# Fragmento mostrado:
Reglas básicas de economía

El dinero no fue nunca lo suficientemente importante como para dar la vida. Aunque los hombres han sido tan crueles con todo cuanto es gratuito que sí han matado por dinero y puesto precio a la vida de determinadas personas. Hay lugares en los que estar y respirar se hace inaccesible a los pobres, como a la inversa. Según qué rincones de nuestro universo, aquellos que van con su cartera y tarjetas por delante, se sentirán perdidos, extraviados, miserables y ruínes. Ya sabemos que el problema no está en el dinero, sino en quienes lo manejan. Aunque en ocasiones, sinceramente, no lo tengo tan claro porque parece que tiene un latir propio y que en forma de lapa se pega al corazón del hombre para no dejarle en paz, sosegado, apacible, descansado.

# Información:
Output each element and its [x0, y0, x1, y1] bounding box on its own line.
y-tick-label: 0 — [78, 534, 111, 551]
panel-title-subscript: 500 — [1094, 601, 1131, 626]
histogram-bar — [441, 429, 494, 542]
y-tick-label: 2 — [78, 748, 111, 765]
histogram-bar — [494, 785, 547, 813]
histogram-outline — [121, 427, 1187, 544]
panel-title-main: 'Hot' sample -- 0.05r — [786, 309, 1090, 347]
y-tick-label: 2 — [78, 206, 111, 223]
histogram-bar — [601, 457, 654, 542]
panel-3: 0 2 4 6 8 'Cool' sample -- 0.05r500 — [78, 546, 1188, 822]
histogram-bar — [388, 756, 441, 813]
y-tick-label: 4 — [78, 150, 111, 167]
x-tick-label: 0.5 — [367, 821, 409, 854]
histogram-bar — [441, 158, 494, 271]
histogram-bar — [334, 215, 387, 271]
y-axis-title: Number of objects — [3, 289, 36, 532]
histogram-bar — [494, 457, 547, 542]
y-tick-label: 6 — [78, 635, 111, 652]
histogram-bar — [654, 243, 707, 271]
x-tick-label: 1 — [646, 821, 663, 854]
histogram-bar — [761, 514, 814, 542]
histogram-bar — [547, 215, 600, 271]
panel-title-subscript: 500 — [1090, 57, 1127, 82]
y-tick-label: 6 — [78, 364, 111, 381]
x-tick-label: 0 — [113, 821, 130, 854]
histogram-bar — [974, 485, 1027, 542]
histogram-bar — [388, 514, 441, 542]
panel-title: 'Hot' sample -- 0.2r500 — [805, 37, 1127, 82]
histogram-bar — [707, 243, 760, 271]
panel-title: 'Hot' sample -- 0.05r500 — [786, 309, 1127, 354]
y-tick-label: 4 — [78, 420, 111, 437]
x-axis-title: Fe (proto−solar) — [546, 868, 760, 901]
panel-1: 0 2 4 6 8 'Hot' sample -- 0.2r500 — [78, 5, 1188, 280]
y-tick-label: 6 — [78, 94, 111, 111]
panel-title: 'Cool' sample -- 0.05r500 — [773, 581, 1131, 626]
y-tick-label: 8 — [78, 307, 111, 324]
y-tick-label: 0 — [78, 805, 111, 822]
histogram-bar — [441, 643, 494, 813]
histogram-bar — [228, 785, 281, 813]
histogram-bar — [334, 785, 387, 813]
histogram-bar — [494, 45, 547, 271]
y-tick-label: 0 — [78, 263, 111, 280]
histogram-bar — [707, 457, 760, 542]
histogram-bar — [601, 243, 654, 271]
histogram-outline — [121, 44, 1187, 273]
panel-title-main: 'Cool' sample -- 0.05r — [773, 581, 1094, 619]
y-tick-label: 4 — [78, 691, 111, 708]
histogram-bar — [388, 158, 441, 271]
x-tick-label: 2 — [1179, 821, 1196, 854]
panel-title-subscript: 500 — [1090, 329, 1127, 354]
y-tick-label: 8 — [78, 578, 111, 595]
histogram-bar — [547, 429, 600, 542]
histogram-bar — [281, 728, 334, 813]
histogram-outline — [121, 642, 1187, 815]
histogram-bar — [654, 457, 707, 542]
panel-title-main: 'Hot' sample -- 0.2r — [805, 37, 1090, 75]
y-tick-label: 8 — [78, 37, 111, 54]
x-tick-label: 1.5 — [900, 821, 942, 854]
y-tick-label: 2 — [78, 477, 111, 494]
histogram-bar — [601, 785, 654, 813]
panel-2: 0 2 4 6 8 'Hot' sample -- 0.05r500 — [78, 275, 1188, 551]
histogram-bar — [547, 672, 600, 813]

# Ejercicios:
[A] Resume en menos palabras el párrafo del fragmento mostrado que empieza con «El dinero no fue nunca», conservando sus ideas principales.
[B] Pasa al inglés la siguiente oración del fragmento mostrado: «Ya sabemos que el problema no está en el dinero, sino en quienes lo manejan».

# Soluciones:
[A] El dinero nunca fue tan importante como para dar la vida por él. Aun así, los hombres han matado por dinero y han puesto precio a la vida de algunas personas. Hay lugares inaccesibles para los pobres y, a la inversa, rincones donde quienes van con la cartera por delante se sienten perdidos y miserables. Se sabe que el problema no es el dinero, sino quienes lo manejan. Sin embargo, quien escribe a veces lo duda, porque el dinero parece tener un latir propio y se pega como una lapa al corazón del hombre, sin dejarlo en paz.

[B] We already know that the problem does not lie in money, but in those who handle it.